Available records:
-- START --

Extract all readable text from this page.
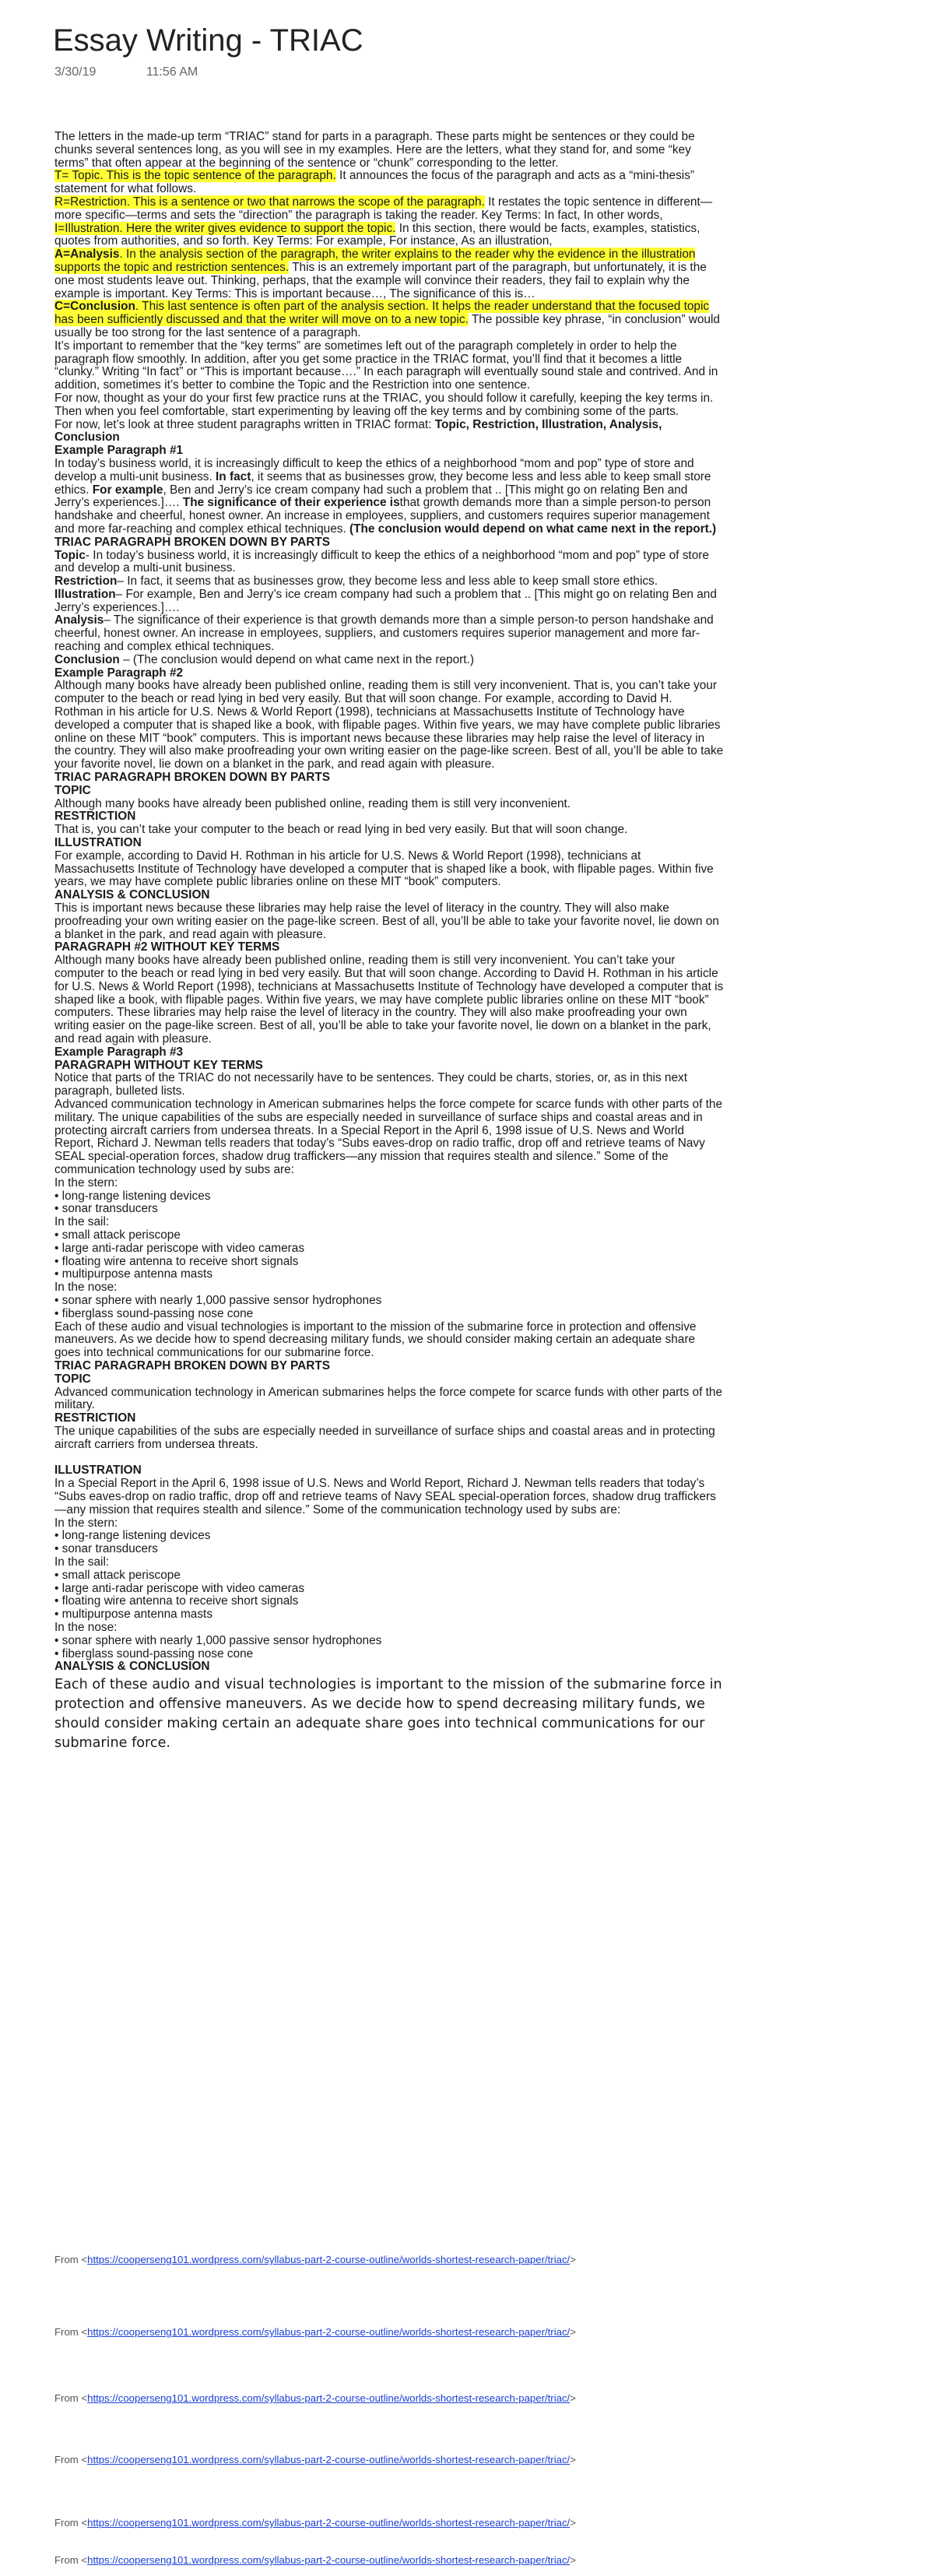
Essay Writing - TRIAC
3/30/19	11:56 AM

The letters in the made-up term “TRIAC” stand for parts in a paragraph. These parts might be sentences or they could be chunks several sentences long, as you will see in my examples. Here are the letters, what they stand for, and some “key terms” that often appear at the beginning of the sentence or “chunk” corresponding to the letter.

T= Topic. This is the topic sentence of the paragraph. It announces the focus of the paragraph and acts as a “mini-thesis” statement for what follows.

R=Restriction. This is a sentence or two that narrows the scope of the paragraph. It restates the topic sentence in different—more specific—terms and sets the “direction” the paragraph is taking the reader. Key Terms: In fact, In other words,

I=Illustration. Here the writer gives evidence to support the topic. In this section, there would be facts, examples, statistics, quotes from authorities, and so forth. Key Terms: For example, For instance, As an illustration,

A=Analysis. In the analysis section of the paragraph, the writer explains to the reader why the evidence in the illustration supports the topic and restriction sentences. This is an extremely important part of the paragraph, but unfortunately, it is the one most students leave out. Thinking, perhaps, that the example will convince their readers, they fail to explain why the example is important. Key Terms: This is important because…, The significance of this is…

C=Conclusion. This last sentence is often part of the analysis section. It helps the reader understand that the focused topic has been sufficiently discussed and that the writer will move on to a new topic. The possible key phrase, “in conclusion” would usually be too strong for the last sentence of a paragraph.

It’s important to remember that the “key terms” are sometimes left out of the paragraph completely in order to help the paragraph flow smoothly. In addition, after you get some practice in the TRIAC format, you’ll find that it becomes a little “clunky.” Writing “In fact” or “This is important because….” In each paragraph will eventually sound stale and contrived. And in addition, sometimes it’s better to combine the Topic and the Restriction into one sentence.

For now, thought as your do your first few practice runs at the TRIAC, you should follow it carefully, keeping the key terms in. Then when you feel comfortable, start experimenting by leaving off the key terms and by combining some of the parts.

For now, let’s look at three student paragraphs written in TRIAC format: Topic, Restriction, Illustration, Analysis, Conclusion

Example Paragraph #1

In today’s business world, it is increasingly difficult to keep the ethics of a neighborhood “mom and pop” type of store and develop a multi-unit business. In fact, it seems that as businesses grow, they become less and less able to keep small store ethics. For example, Ben and Jerry’s ice cream company had such a problem that .. [This might go on relating Ben and Jerry’s experiences.]…. The significance of their experience isthat growth demands more than a simple person-to person handshake and cheerful, honest owner. An increase in employees, suppliers, and customers requires superior management and more far-reaching and complex ethical techniques. (The conclusion would depend on what came next in the report.)

TRIAC PARAGRAPH BROKEN DOWN BY PARTS

Topic- In today’s business world, it is increasingly difficult to keep the ethics of a neighborhood “mom and pop” type of store and develop a multi-unit business.

Restriction– In fact, it seems that as businesses grow, they become less and less able to keep small store ethics.

Illustration– For example, Ben and Jerry’s ice cream company had such a problem that .. [This might go on relating Ben and Jerry’s experiences.]….

Analysis– The significance of their experience is that growth demands more than a simple person-to person handshake and cheerful, honest owner. An increase in employees, suppliers, and customers requires superior management and more far-reaching and complex ethical techniques.

Conclusion – (The conclusion would depend on what came next in the report.)

Example Paragraph #2

Although many books have already been published online, reading them is still very inconvenient. That is, you can’t take your computer to the beach or read lying in bed very easily. But that will soon change. For example, according to David H. Rothman in his article for U.S. News & World Report (1998), technicians at Massachusetts Institute of Technology have developed a computer that is shaped like a book, with flipable pages. Within five years, we may have complete public libraries online on these MIT “book” computers. This is important news because these libraries may help raise the level of literacy in the country. They will also make proofreading your own writing easier on the page-like screen. Best of all, you’ll be able to take your favorite novel, lie down on a blanket in the park, and read again with pleasure.

TRIAC PARAGRAPH BROKEN DOWN BY PARTS

TOPIC

Although many books have already been published online, reading them is still very inconvenient.

RESTRICTION

That is, you can’t take your computer to the beach or read lying in bed very easily. But that will soon change.

ILLUSTRATION

For example, according to David H. Rothman in his article for U.S. News & World Report (1998), technicians at Massachusetts Institute of Technology have developed a computer that is shaped like a book, with flipable pages. Within five years, we may have complete public libraries online on these MIT “book” computers.

ANALYSIS & CONCLUSION

This is important news because these libraries may help raise the level of literacy in the country. They will also make proofreading your own writing easier on the page-like screen. Best of all, you’ll be able to take your favorite novel, lie down on a blanket in the park, and read again with pleasure.

PARAGRAPH #2 WITHOUT KEY TERMS

Although many books have already been published online, reading them is still very inconvenient. You can’t take your computer to the beach or read lying in bed very easily. But that will soon change. According to David H. Rothman in his article for U.S. News & World Report (1998), technicians at Massachusetts Institute of Technology have developed a computer that is shaped like a book, with flipable pages. Within five years, we may have complete public libraries online on these MIT “book” computers. These libraries may help raise the level of literacy in the country. They will also make proofreading your own writing easier on the page-like screen. Best of all, you’ll be able to take your favorite novel, lie down on a blanket in the park, and read again with pleasure.

Example Paragraph #3

PARAGRAPH WITHOUT KEY TERMS

Notice that parts of the TRIAC do not necessarily have to be sentences. They could be charts, stories, or, as in this next paragraph, bulleted lists.

Advanced communication technology in American submarines helps the force compete for scarce funds with other parts of the military. The unique capabilities of the subs are especially needed in surveillance of surface ships and coastal areas and in protecting aircraft carriers from undersea threats. In a Special Report in the April 6, 1998 issue of U.S. News and World Report, Richard J. Newman tells readers that today’s “Subs eaves-drop on radio traffic, drop off and retrieve teams of Navy SEAL special-operation forces, shadow drug traffickers—any mission that requires stealth and silence.” Some of the communication technology used by subs are:

In the stern:

• long-range listening devices

• sonar transducers

In the sail:

• small attack periscope

• large anti-radar periscope with video cameras

• floating wire antenna to receive short signals

• multipurpose antenna masts

In the nose:

• sonar sphere with nearly 1,000 passive sensor hydrophones

• fiberglass sound-passing nose cone

Each of these audio and visual technologies is important to the mission of the submarine force in protection and offensive maneuvers. As we decide how to spend decreasing military funds, we should consider making certain an adequate share goes into technical communications for our submarine force.

TRIAC PARAGRAPH BROKEN DOWN BY PARTS

TOPIC

Advanced communication technology in American submarines helps the force compete for scarce funds with other parts of the military.

RESTRICTION

The unique capabilities of the subs are especially needed in surveillance of surface ships and coastal areas and in protecting aircraft carriers from undersea threats.

ILLUSTRATION

In a Special Report in the April 6, 1998 issue of U.S. News and World Report, Richard J. Newman tells readers that today’s “Subs eaves-drop on radio traffic, drop off and retrieve teams of Navy SEAL special-operation forces, shadow drug traffickers—any mission that requires stealth and silence.” Some of the communication technology used by subs are:

In the stern:

• long-range listening devices

• sonar transducers

In the sail:

• small attack periscope

• large anti-radar periscope with video cameras

• floating wire antenna to receive short signals

• multipurpose antenna masts

In the nose:

• sonar sphere with nearly 1,000 passive sensor hydrophones

• fiberglass sound-passing nose cone

ANALYSIS & CONCLUSION

Each of these audio and visual technologies is important to the mission of the submarine force in protection and offensive maneuvers. As we decide how to spend decreasing military funds, we should consider making certain an adequate share goes into technical communications for our submarine force.

From <https://cooperseng101.wordpress.com/syllabus-part-2-course-outline/worlds-shortest-research-paper/triac/>
From <https://cooperseng101.wordpress.com/syllabus-part-2-course-outline/worlds-shortest-research-paper/triac/>
From <https://cooperseng101.wordpress.com/syllabus-part-2-course-outline/worlds-shortest-research-paper/triac/>
From <https://cooperseng101.wordpress.com/syllabus-part-2-course-outline/worlds-shortest-research-paper/triac/>
From <https://cooperseng101.wordpress.com/syllabus-part-2-course-outline/worlds-shortest-research-paper/triac/>
From <https://cooperseng101.wordpress.com/syllabus-part-2-course-outline/worlds-shortest-research-paper/triac/>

-- END --

What this task involves: Find the lines that include the string "techniques", then copy each of them.

Finished task:
In today’s business world, it is increasingly difficult to keep the ethics of a neighborhood “mom and pop” type of store and develop a multi-unit business. In fact, it seems that as businesses grow, they become less and less able to keep small store ethics. For example, Ben and Jerry’s ice cream company had such a problem that .. [This might go on relating Ben and Jerry’s experiences.]…. The significance of their experience isthat growth demands more than a simple person-to person handshake and cheerful, honest owner. An increase in employees, suppliers, and customers requires superior management and more far-reaching and complex ethical techniques. (The conclusion would depend on what came next in the report.)
Analysis– The significance of their experience is that growth demands more than a simple person-to person handshake and cheerful, honest owner. An increase in employees, suppliers, and customers requires superior management and more far-reaching and complex ethical techniques.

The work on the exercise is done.